* _TASK DESCRIPTION_
Quote all entries in full, exactly.

____________________

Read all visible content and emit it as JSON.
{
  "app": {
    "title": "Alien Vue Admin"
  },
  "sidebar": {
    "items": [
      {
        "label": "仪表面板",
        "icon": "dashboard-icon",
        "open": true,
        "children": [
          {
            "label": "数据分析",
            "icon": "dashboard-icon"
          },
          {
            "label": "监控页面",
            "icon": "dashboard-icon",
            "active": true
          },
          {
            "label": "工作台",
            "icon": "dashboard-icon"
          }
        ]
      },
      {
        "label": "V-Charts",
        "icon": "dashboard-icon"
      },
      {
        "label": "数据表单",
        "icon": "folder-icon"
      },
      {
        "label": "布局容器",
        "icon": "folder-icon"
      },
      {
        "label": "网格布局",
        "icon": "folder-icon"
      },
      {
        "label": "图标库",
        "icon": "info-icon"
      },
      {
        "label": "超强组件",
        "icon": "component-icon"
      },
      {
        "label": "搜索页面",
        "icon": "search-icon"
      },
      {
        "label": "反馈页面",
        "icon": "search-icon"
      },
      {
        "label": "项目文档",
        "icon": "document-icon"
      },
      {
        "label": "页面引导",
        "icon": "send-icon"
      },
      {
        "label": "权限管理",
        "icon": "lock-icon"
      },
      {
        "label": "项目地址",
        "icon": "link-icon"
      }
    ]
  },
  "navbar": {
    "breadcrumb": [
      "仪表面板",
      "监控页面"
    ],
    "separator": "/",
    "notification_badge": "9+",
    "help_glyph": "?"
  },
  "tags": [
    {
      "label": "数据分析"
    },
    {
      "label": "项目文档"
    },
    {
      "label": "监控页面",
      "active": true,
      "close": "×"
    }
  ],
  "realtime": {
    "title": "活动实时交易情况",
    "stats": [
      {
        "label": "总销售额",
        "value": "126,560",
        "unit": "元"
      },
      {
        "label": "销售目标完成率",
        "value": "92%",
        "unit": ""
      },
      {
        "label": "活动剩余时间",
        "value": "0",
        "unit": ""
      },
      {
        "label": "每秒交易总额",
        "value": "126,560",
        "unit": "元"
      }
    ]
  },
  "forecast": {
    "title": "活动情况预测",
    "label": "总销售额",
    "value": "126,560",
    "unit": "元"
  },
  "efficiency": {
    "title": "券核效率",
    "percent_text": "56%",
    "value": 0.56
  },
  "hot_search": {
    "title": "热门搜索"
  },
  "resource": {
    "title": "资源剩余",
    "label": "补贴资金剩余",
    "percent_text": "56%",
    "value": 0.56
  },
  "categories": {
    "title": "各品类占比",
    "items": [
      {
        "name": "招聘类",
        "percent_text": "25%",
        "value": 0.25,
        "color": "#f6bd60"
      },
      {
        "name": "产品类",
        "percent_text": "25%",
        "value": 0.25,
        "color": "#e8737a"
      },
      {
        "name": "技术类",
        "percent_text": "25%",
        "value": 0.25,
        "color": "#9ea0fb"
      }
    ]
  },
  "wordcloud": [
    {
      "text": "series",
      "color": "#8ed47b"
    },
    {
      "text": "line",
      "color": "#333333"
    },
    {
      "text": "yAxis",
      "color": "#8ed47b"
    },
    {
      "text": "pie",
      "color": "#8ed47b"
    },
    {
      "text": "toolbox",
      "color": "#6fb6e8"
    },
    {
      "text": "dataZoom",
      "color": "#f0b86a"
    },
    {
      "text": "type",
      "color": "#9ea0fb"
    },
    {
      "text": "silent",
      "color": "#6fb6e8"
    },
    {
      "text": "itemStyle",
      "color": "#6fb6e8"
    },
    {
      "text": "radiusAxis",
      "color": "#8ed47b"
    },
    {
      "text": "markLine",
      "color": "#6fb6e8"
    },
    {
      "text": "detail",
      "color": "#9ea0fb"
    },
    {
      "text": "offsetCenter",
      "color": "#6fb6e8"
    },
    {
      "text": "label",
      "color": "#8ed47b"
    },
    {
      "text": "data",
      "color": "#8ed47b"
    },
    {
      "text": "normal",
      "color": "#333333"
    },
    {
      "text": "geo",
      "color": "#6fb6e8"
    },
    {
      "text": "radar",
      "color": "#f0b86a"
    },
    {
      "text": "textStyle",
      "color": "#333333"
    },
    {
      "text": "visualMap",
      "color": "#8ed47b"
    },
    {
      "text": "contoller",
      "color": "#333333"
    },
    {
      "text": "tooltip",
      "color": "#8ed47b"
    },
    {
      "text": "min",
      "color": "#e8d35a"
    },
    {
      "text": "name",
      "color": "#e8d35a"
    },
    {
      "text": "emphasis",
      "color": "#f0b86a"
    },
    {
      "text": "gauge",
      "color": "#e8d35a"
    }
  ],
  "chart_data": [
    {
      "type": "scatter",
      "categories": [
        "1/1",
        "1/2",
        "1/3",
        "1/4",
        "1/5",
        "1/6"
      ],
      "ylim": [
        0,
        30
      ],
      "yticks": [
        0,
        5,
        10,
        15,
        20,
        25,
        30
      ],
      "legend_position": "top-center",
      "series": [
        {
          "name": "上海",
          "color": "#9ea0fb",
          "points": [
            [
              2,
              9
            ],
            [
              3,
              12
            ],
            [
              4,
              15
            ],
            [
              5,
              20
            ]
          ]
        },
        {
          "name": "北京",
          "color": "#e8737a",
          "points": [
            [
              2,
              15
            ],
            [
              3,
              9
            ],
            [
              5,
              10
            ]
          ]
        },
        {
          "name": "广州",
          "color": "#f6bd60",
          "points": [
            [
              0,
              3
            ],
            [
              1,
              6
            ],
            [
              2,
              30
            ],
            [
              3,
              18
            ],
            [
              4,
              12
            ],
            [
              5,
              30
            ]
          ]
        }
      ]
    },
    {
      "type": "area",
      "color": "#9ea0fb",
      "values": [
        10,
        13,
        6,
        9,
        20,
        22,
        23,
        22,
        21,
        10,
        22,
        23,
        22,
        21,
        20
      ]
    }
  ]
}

____________________

* _COMPLETED EXERCISE_
Read all visible content and emit it as JSON.
{
  "app": {
    "title": "Alien Vue Admin"
  },
  "sidebar": {
    "items": [
      {
        "label": "仪表面板",
        "icon": "dashboard-icon",
        "open": true,
        "children": [
          {
            "label": "数据分析",
            "icon": "dashboard-icon"
          },
          {
            "label": "监控页面",
            "icon": "dashboard-icon",
            "active": true
          },
          {
            "label": "工作台",
            "icon": "dashboard-icon"
          }
        ]
      },
      {
        "label": "V-Charts",
        "icon": "dashboard-icon"
      },
      {
        "label": "数据表单",
        "icon": "folder-icon"
      },
      {
        "label": "布局容器",
        "icon": "folder-icon"
      },
      {
        "label": "网格布局",
        "icon": "folder-icon"
      },
      {
        "label": "图标库",
        "icon": "info-icon"
      },
      {
        "label": "超强组件",
        "icon": "component-icon"
      },
      {
        "label": "搜索页面",
        "icon": "search-icon"
      },
      {
        "label": "反馈页面",
        "icon": "search-icon"
      },
      {
        "label": "项目文档",
        "icon": "document-icon"
      },
      {
        "label": "页面引导",
        "icon": "send-icon"
      },
      {
        "label": "权限管理",
        "icon": "lock-icon"
      },
      {
        "label": "项目地址",
        "icon": "link-icon"
      }
    ]
  },
  "navbar": {
    "breadcrumb": [
      "仪表面板",
      "监控页面"
    ],
    "separator": "/",
    "notification_badge": "9+",
    "help_glyph": "?"
  },
  "tags": [
    {
      "label": "数据分析"
    },
    {
      "label": "项目文档"
    },
    {
      "label": "监控页面",
      "active": true,
      "close": "×"
    }
  ],
  "realtime": {
    "title": "活动实时交易情况",
    "stats": [
      {
        "label": "总销售额",
        "value": "126,560",
        "unit": "元"
      },
      {
        "label": "销售目标完成率",
        "value": "92%",
        "unit": ""
      },
      {
        "label": "活动剩余时间",
        "value": "0",
        "unit": ""
      },
      {
        "label": "每秒交易总额",
        "value": "126,560",
        "unit": "元"
      }
    ]
  },
  "forecast": {
    "title": "活动情况预测",
    "label": "总销售额",
    "value": "126,560",
    "unit": "元"
  },
  "efficiency": {
    "title": "券核效率",
    "percent_text": "56%",
    "value": 0.56
  },
  "hot_search": {
    "title": "热门搜索"
  },
  "resource": {
    "title": "资源剩余",
    "label": "补贴资金剩余",
    "percent_text": "56%",
    "value": 0.56
  },
  "categories": {
    "title": "各品类占比",
    "items": [
      {
        "name": "招聘类",
        "percent_text": "25%",
        "value": 0.25,
        "color": "#f6bd60"
      },
      {
        "name": "产品类",
        "percent_text": "25%",
        "value": 0.25,
        "color": "#e8737a"
      },
      {
        "name": "技术类",
        "percent_text": "25%",
        "value": 0.25,
        "color": "#9ea0fb"
      }
    ]
  },
  "wordcloud": [
    {
      "text": "series",
      "color": "#8ed47b"
    },
    {
      "text": "line",
      "color": "#333333"
    },
    {
      "text": "yAxis",
      "color": "#8ed47b"
    },
    {
      "text": "pie",
      "color": "#8ed47b"
    },
    {
      "text": "toolbox",
      "color": "#6fb6e8"
    },
    {
      "text": "dataZoom",
      "color": "#f0b86a"
    },
    {
      "text": "type",
      "color": "#9ea0fb"
    },
    {
      "text": "silent",
      "color": "#6fb6e8"
    },
    {
      "text": "itemStyle",
      "color": "#6fb6e8"
    },
    {
      "text": "radiusAxis",
      "color": "#8ed47b"
    },
    {
      "text": "markLine",
      "color": "#6fb6e8"
    },
    {
      "text": "detail",
      "color": "#9ea0fb"
    },
    {
      "text": "offsetCenter",
      "color": "#6fb6e8"
    },
    {
      "text": "label",
      "color": "#8ed47b"
    },
    {
      "text": "data",
      "color": "#8ed47b"
    },
    {
      "text": "normal",
      "color": "#333333"
    },
    {
      "text": "geo",
      "color": "#6fb6e8"
    },
    {
      "text": "radar",
      "color": "#f0b86a"
    },
    {
      "text": "textStyle",
      "color": "#333333"
    },
    {
      "text": "visualMap",
      "color": "#8ed47b"
    },
    {
      "text": "contoller",
      "color": "#333333"
    },
    {
      "text": "tooltip",
      "color": "#8ed47b"
    },
    {
      "text": "min",
      "color": "#e8d35a"
    },
    {
      "text": "name",
      "color": "#e8d35a"
    },
    {
      "text": "emphasis",
      "color": "#f0b86a"
    },
    {
      "text": "gauge",
      "color": "#e8d35a"
    }
  ],
  "chart_data": [
    {
      "type": "scatter",
      "categories": [
        "1/1",
        "1/2",
        "1/3",
        "1/4",
        "1/5",
        "1/6"
      ],
      "ylim": [
        0,
        30
      ],
      "yticks": [
        0,
        5,
        10,
        15,
        20,
        25,
        30
      ],
      "legend_position": "top-center",
      "series": [
        {
          "name": "上海",
          "color": "#9ea0fb",
          "points": [
            [
              2,
              9
            ],
            [
              3,
              12
            ],
            [
              4,
              15
            ],
            [
              5,
              20
            ]
          ]
        },
        {
          "name": "北京",
          "color": "#e8737a",
          "points": [
            [
              2,
              15
            ],
            [
              3,
              9
            ],
            [
              5,
              10
            ]
          ]
        },
        {
          "name": "广州",
          "color": "#f6bd60",
          "points": [
            [
              0,
              3
            ],
            [
              1,
              6
            ],
            [
              2,
              30
            ],
            [
              3,
              18
            ],
            [
              4,
              12
            ],
            [
              5,
              30
            ]
          ]
        }
      ]
    },
    {
      "type": "area",
      "color": "#9ea0fb",
      "values": [
        10,
        13,
        6,
        9,
        20,
        22,
        23,
        22,
        21,
        10,
        22,
        23,
        22,
        21,
        20
      ]
    }
  ]
}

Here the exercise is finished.